### DIRECTIVE
Where a line in the listing below contains the word "have", copy that line.

(Recorded data)
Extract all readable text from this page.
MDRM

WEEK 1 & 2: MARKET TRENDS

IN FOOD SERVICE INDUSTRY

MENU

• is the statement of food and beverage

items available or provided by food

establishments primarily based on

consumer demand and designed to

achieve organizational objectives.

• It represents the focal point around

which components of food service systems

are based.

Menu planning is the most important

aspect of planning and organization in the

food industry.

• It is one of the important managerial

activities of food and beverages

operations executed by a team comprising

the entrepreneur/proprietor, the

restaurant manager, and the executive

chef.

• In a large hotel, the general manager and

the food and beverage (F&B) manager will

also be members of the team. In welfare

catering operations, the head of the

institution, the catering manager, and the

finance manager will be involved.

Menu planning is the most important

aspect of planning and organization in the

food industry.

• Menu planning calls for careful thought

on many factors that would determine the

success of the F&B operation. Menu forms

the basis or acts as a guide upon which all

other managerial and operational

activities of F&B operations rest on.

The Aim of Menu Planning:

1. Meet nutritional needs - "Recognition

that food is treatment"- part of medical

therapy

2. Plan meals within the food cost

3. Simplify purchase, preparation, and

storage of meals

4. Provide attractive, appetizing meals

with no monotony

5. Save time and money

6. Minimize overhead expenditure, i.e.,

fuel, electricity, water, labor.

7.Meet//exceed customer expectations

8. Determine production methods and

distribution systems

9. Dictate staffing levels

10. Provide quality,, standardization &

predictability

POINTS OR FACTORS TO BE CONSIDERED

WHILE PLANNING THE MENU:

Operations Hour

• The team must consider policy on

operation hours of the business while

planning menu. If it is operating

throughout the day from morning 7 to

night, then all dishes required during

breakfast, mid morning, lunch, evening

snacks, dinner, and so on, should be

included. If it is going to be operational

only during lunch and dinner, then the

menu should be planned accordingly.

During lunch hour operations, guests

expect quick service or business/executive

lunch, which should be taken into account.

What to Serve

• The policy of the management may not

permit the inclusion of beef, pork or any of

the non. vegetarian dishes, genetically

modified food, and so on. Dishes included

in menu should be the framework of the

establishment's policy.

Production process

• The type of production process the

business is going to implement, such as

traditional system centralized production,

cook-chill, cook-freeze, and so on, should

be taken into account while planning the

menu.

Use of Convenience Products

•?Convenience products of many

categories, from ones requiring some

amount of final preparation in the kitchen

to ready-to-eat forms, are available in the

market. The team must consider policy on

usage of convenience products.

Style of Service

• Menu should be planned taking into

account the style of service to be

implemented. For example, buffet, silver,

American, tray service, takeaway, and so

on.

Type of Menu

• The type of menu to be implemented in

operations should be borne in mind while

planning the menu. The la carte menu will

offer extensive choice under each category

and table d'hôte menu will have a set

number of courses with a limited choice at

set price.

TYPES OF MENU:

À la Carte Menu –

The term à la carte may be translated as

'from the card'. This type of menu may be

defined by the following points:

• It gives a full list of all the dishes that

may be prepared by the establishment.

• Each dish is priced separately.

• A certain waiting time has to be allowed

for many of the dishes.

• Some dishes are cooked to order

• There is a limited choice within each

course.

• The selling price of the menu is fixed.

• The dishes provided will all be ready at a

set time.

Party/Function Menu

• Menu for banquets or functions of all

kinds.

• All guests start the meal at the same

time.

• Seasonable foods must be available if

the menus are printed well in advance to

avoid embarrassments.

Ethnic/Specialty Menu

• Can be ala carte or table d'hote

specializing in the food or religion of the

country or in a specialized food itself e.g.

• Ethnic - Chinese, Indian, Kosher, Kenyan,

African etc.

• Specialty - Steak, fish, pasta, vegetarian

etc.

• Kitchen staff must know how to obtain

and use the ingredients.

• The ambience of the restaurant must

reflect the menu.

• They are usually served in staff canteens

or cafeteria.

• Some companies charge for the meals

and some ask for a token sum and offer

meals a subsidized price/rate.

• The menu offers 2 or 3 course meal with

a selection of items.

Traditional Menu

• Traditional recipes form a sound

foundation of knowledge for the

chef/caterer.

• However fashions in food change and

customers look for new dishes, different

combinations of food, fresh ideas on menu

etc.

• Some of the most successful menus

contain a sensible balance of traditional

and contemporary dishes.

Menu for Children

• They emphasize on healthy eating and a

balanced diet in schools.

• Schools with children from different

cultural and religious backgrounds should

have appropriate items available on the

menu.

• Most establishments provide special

### EXERCISE ANSWER
and table d'hôte menu will have a set
have appropriate items available on the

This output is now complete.